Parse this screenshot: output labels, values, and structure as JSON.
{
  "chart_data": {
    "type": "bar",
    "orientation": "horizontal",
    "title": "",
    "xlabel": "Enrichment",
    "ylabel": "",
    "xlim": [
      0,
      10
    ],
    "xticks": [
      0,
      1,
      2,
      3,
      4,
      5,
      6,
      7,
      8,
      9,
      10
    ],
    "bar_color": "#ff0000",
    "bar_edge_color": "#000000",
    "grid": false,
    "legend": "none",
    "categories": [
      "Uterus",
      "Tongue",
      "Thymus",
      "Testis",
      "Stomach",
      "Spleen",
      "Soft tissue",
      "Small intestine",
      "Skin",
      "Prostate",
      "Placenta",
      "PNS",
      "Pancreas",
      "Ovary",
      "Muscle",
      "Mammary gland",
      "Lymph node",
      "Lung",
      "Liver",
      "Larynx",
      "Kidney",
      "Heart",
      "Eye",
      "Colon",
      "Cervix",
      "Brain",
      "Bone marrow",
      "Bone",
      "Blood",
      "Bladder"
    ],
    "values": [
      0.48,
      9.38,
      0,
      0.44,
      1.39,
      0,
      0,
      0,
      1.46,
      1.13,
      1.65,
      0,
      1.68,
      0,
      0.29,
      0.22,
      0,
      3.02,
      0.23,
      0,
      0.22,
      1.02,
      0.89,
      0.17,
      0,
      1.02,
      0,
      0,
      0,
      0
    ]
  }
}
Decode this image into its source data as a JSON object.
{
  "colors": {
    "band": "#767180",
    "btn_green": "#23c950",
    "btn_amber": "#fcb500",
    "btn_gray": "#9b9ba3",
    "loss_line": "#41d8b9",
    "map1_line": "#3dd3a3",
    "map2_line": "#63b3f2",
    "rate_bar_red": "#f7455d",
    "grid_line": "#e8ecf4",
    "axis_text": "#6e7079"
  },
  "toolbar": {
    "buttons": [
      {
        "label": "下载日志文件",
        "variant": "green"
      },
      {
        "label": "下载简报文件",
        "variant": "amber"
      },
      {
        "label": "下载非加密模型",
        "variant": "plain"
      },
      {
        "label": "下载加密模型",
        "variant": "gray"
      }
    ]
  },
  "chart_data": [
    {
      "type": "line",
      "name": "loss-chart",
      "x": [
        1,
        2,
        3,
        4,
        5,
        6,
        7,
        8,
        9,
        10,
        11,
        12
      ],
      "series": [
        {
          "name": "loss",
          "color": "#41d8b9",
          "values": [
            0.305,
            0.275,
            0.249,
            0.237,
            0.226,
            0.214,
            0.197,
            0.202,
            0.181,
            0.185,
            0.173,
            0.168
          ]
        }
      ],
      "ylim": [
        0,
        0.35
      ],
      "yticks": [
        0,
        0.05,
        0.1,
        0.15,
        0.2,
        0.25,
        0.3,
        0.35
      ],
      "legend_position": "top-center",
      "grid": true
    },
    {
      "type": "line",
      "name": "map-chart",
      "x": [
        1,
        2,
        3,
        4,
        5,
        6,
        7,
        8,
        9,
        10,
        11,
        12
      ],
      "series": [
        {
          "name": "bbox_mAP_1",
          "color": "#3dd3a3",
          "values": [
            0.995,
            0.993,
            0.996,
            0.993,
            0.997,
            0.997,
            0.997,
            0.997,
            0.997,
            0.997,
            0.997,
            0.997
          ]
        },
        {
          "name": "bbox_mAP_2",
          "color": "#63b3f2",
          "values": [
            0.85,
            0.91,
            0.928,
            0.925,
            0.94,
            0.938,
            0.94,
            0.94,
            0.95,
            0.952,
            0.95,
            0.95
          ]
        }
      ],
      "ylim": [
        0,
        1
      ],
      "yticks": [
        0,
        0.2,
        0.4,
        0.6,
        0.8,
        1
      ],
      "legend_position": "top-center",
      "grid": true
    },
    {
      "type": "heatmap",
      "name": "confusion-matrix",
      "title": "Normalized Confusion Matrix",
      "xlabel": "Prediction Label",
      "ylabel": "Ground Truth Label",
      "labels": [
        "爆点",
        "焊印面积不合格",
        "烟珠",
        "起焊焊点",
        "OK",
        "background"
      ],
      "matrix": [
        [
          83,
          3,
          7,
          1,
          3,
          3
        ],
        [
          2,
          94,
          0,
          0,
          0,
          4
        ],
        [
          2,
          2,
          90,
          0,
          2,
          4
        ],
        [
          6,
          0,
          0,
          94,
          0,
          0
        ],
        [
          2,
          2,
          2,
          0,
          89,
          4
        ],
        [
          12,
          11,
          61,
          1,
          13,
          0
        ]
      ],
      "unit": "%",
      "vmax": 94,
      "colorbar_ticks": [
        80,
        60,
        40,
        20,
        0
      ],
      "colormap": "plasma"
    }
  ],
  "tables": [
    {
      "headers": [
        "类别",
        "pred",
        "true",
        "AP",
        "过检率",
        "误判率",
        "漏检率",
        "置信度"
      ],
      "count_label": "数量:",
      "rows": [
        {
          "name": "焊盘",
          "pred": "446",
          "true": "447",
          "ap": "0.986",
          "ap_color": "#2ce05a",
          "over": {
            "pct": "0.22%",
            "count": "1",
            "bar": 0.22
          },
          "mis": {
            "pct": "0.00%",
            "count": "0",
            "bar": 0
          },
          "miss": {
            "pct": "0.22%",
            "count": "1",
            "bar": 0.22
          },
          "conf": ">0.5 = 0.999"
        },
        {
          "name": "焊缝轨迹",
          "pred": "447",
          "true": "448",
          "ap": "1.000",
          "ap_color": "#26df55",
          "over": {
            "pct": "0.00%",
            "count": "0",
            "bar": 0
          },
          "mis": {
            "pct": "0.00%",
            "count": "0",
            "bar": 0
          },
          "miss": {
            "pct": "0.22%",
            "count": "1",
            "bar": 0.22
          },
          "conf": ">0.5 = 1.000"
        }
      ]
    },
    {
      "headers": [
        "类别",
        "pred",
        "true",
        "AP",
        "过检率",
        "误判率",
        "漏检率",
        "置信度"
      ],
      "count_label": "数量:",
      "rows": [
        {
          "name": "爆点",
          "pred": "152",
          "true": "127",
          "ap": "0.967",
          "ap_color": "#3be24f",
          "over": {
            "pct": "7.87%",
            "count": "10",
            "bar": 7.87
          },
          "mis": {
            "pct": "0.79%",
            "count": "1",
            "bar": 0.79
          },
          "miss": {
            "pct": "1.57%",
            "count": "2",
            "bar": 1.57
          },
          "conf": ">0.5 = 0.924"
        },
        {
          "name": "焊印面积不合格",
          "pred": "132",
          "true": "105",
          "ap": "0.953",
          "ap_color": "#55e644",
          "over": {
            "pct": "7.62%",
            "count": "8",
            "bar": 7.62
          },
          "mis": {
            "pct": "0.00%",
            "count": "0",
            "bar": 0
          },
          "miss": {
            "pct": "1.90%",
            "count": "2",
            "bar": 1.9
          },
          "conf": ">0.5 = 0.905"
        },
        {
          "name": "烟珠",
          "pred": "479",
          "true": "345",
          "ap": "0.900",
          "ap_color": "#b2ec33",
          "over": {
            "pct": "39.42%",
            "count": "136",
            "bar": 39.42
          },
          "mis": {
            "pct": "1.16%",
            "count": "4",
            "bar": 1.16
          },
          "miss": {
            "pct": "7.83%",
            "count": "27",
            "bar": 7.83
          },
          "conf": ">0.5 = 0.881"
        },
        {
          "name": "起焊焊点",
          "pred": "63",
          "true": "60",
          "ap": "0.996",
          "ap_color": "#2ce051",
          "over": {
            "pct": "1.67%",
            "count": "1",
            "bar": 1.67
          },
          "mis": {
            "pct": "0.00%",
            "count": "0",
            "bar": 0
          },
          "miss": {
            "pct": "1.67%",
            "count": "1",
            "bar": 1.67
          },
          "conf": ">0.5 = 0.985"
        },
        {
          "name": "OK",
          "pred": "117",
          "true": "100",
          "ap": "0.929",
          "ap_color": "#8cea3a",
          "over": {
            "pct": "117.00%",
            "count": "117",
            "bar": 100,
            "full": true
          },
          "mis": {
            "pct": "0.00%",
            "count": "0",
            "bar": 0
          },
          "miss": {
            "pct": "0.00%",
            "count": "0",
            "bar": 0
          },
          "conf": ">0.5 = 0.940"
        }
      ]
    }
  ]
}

_____

*What the task asks*
In the material above, find each line that contains the word "xlabel", and select it.

*Exercise output*
    "xlabel": "Enrichment",
      "xlabel": "Prediction Label",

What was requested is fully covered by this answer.